(Stored items from a collection)
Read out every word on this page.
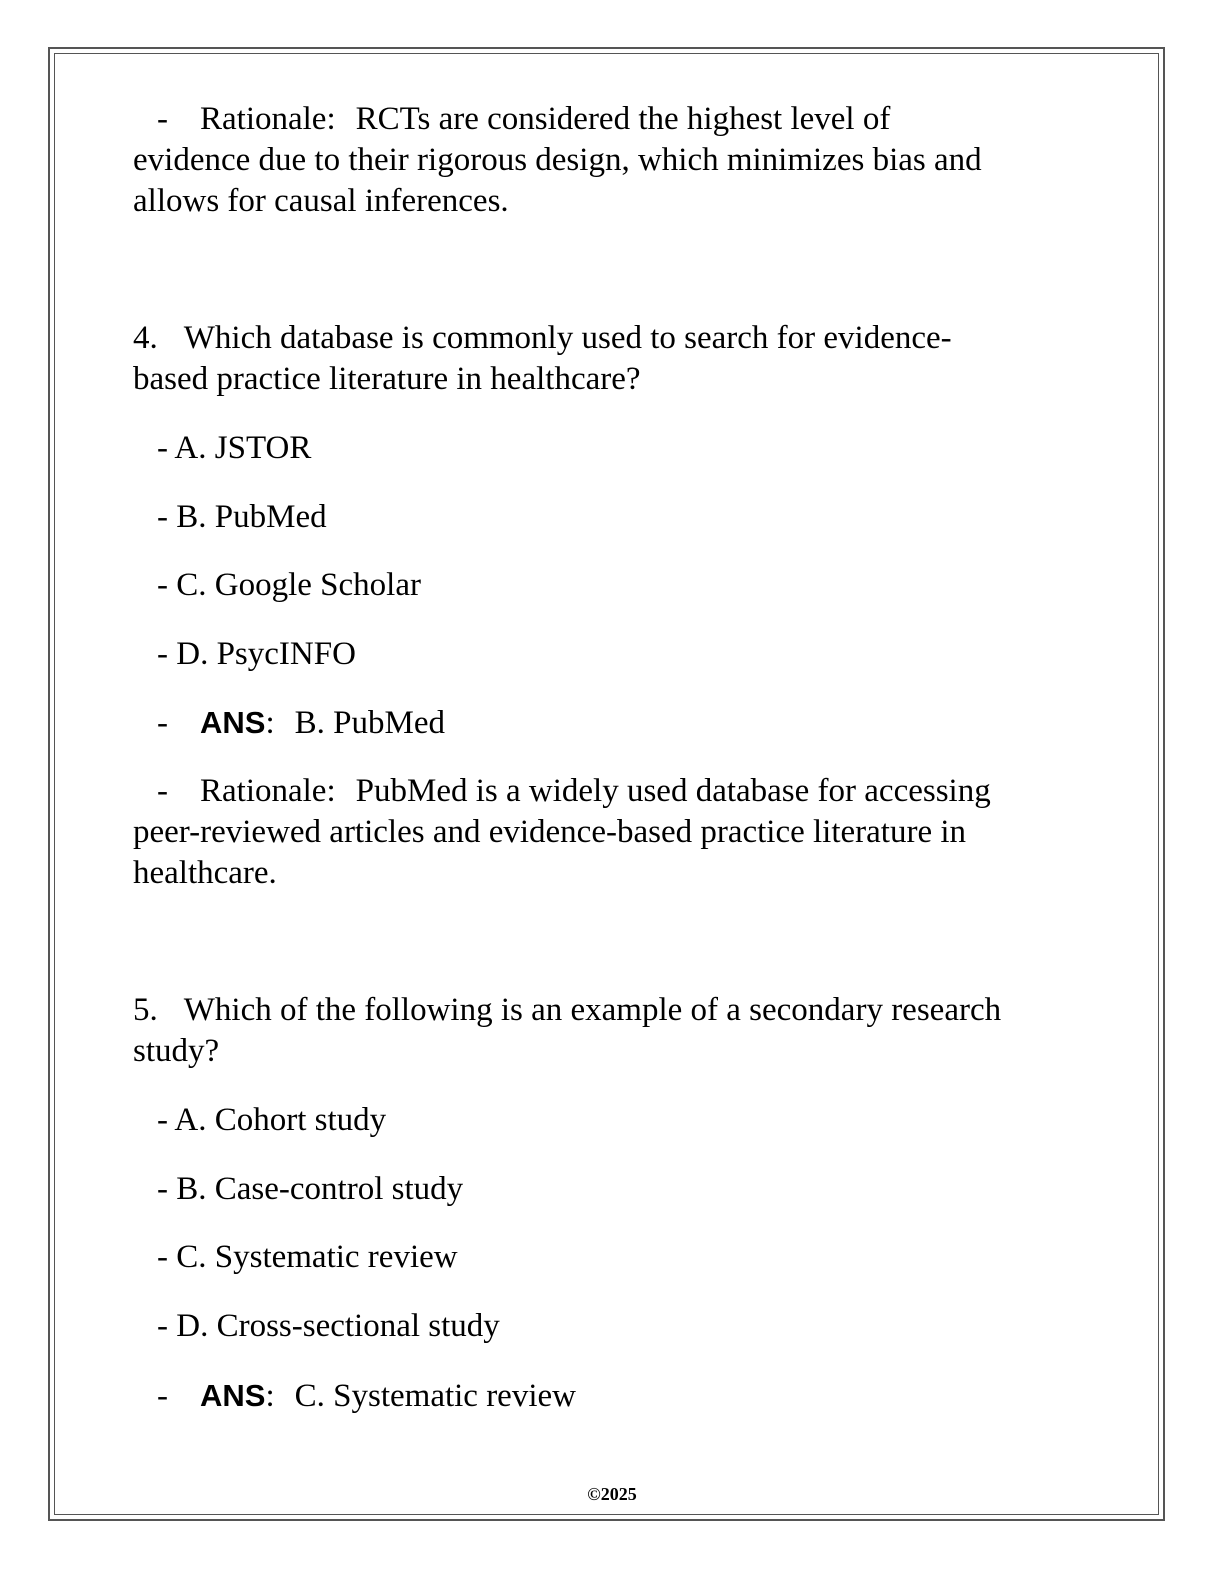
- Rationale: RCTs are considered the highest level of
evidence due to their rigorous design, which minimizes bias and
allows for causal inferences.
4. Which database is commonly used to search for evidence-
based practice literature in healthcare?
- A. JSTOR
- B. PubMed
- C. Google Scholar
- D. PsycINFO
- ANS: B. PubMed
- Rationale: PubMed is a widely used database for accessing
peer-reviewed articles and evidence-based practice literature in
healthcare.
5. Which of the following is an example of a secondary research
study?
- A. Cohort study
- B. Case-control study
- C. Systematic review
- D. Cross-sectional study
- ANS: C. Systematic review
©2025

• _Goal_
Write out every line of the listing that holds the word "literature".

• _Response below_
based practice literature in healthcare?
peer-reviewed articles and evidence-based practice literature in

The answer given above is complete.